▶ [Excerpt provided]:
What’s new in AI SDK 7

The big additions cluster around running agents in production, where the old SDK left gaps. Most of it is new.

  • Agent classes. ToolLoopAgent handles the tool-call loop with built-in approval policies (user-approval, auto-approve, auto-deny, or a custom function), and HMAC signing to validate replayed approvals. WorkflowAgent, from the new @ai-sdk/workflow package, persists state so a run survives a process restart.
  • Provider-agnostic reasoning. A single top-level reasoning option, set as plainly as reasoning: 'high', now works across OpenAI, Anthropic, Google, Groq, xAI, and Bedrock. One knob replaces a pile of per-provider settings.
  • Harness integration. A HarnessAgent interface wraps established external agents, including Claude Code, Codex, OpenCode, and Pi, behind the same API surface.
  • Typed context. Tools get a scoped contextSchema with isolated access, and a typed runtimeContext flows through orchestration so agent state stays type-safe across steps.
  • Observability and media. A global registerTelemetry() and a dedicated @ai-sdk/otel package add OpenTelemetry support with GenAI semantic conventions. generateSpeech() and transcribe() are now stable; video generation and realtime WebSocket sessions ship experimental.

There’s also a terminal UI, @ai-sdk/tui, for poking at agents during development. As Vercel’s team puts it in the announcement: “As agents become more autonomous and longer running, the need for approvals, durability, sandboxing, and robustness increases.”

What’s unclear, and the migration cost

The version-7 jump is a real break, not a cosmetic bump. Two changes will touch almost every project: Node.js 22 is the new minimum, and CommonJS require() is gone, so your package.json needs "type": "module". Older LTS Node and any CJS-only dependency graph will block the upgrade until you sort the ESM story out.

A few renames land in the hot path too. system becomes instructions, onFinish becomes onEnd, and StreamTextResult.fullStream is now just stream. Vercel ships an automated migration, npx @ai-sdk/codemod v7, but codemods rarely catch every call site, and the deprecation of stream helpers like toUIMessageStreamResponse() plus the Vue Chat class means framework glue code needs a manual pass. How clean the realtime and video APIs are in practice is still an open question; both ship as experimental, which is Vercel’s word for “shape may change.”

The reasoning, telemetry, and agent additions are confirmed from Vercel’s own blog post and changelog, credited to a core team of Gregor Martynus, Lars Grammel, Felix Arntz, Aayush Kapoor, and Josh Singh.

Where it sits versus the alternatives

Two camps bracket the AI SDK. On one side, raw provider SDKs from OpenAI and Anthropic give you the closest mapping to each model’s features but lock you to one vendor and one shape of code. The reasoning change is a direct shot at that: one option, six-plus providers, no rewrite to switch. On the other side sits LangChain, the heavyweight orchestration framework with more abstraction layers than most teams want. AI SDK 7’s pitch is the middle ground, typed end to end, lighter than LangChain, and provider-portable in a way the native SDKs aren’t.

▶ [Listed records]:
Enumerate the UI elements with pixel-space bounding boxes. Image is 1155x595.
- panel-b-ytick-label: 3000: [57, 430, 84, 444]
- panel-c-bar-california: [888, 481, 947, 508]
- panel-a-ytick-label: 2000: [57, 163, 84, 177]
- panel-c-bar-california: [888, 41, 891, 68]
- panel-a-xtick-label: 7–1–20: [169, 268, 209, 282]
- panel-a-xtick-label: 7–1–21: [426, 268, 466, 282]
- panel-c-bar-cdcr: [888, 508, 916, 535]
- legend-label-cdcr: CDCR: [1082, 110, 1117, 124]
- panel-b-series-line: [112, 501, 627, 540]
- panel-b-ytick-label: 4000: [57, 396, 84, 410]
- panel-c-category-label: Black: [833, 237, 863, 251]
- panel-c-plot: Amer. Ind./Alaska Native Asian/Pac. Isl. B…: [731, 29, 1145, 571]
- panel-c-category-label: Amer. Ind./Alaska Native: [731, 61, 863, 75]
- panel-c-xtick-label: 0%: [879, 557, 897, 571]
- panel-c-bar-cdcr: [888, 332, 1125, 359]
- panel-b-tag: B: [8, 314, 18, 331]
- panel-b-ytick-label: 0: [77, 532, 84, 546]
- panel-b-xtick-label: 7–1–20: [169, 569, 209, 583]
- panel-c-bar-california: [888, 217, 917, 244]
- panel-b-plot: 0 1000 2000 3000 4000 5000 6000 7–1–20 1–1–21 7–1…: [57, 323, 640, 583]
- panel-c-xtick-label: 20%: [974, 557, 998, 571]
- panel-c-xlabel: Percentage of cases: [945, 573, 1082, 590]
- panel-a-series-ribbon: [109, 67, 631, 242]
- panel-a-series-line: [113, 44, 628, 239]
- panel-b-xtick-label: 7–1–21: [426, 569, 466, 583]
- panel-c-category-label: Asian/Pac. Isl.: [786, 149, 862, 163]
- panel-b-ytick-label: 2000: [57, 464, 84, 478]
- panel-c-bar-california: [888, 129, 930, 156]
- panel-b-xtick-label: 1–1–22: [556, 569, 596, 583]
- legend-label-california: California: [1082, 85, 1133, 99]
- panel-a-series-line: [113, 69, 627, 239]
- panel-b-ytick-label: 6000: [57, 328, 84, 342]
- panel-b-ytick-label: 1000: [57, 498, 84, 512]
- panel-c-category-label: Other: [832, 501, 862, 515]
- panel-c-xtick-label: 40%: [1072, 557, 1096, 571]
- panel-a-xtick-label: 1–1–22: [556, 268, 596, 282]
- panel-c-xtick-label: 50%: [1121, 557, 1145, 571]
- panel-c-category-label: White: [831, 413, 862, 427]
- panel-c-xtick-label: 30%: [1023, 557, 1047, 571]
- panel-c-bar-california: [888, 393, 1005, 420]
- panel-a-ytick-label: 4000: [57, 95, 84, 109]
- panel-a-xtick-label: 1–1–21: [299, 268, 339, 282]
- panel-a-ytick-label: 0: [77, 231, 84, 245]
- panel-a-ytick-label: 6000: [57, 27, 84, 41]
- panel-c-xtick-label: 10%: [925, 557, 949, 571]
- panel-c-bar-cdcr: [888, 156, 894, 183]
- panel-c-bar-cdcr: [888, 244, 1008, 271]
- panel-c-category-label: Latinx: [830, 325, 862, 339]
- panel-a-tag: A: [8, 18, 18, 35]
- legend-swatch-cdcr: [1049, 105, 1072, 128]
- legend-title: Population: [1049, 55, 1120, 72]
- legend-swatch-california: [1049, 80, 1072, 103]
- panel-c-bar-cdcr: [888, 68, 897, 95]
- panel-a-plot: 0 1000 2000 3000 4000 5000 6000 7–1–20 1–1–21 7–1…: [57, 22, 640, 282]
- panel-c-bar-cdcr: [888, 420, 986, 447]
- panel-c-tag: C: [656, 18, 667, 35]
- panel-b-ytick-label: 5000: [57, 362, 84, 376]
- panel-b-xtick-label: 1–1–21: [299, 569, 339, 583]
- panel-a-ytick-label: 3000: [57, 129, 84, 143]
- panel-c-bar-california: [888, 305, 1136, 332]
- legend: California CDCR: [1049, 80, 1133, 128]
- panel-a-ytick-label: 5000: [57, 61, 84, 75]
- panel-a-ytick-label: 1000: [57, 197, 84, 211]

▶ [Exercise instructions]:
[1] From the AI SDK 7 overview, list the members of the core team credited with the reasoning, telemetry, and agent additions.
[2] For each statement, say whether it agrees with the AI SDK 7 overview and quote the words that decide it. (a) Node.js 20 is the new minimum version. (b) generateSpeech() and transcribe() are stable. (c) WorkflowAgent comes from the @ai-sdk/tui package.
[3] Update the stretch of the AI SDK 7 overview from "The reasoning, telemetry, and" through "native SDKs aren’t.", replacing "LangChain" with "LlamaIndex".

▶ [Answer set]:
[1] Gregor Martynus, Lars Grammel, Felix Arntz, Aayush Kapoor, Josh Singh

[2]
(a) No: "Node.js 22 is the new minimum"
(b) Yes: "generateSpeech() and transcribe() are now stable"
(c) No: "WorkflowAgent, from the new @ai-sdk/workflow package"

[3]
The reasoning, telemetry, and agent additions are confirmed from Vercel’s own blog post and changelog, credited to a core team of Gregor Martynus, Lars Grammel, Felix Arntz, Aayush Kapoor, and Josh Singh.

Where it sits versus the alternatives

Two camps bracket the AI SDK. On one side, raw provider SDKs from OpenAI and Anthropic give you the closest mapping to each model’s features but lock you to one vendor and one shape of code. The reasoning change is a direct shot at that: one option, six-plus providers, no rewrite to switch. On the other side sits LlamaIndex, the heavyweight orchestration framework with more abstraction layers than most teams want. AI SDK 7’s pitch is the middle ground, typed end to end, lighter than LlamaIndex, and provider-portable in a way the native SDKs aren’t.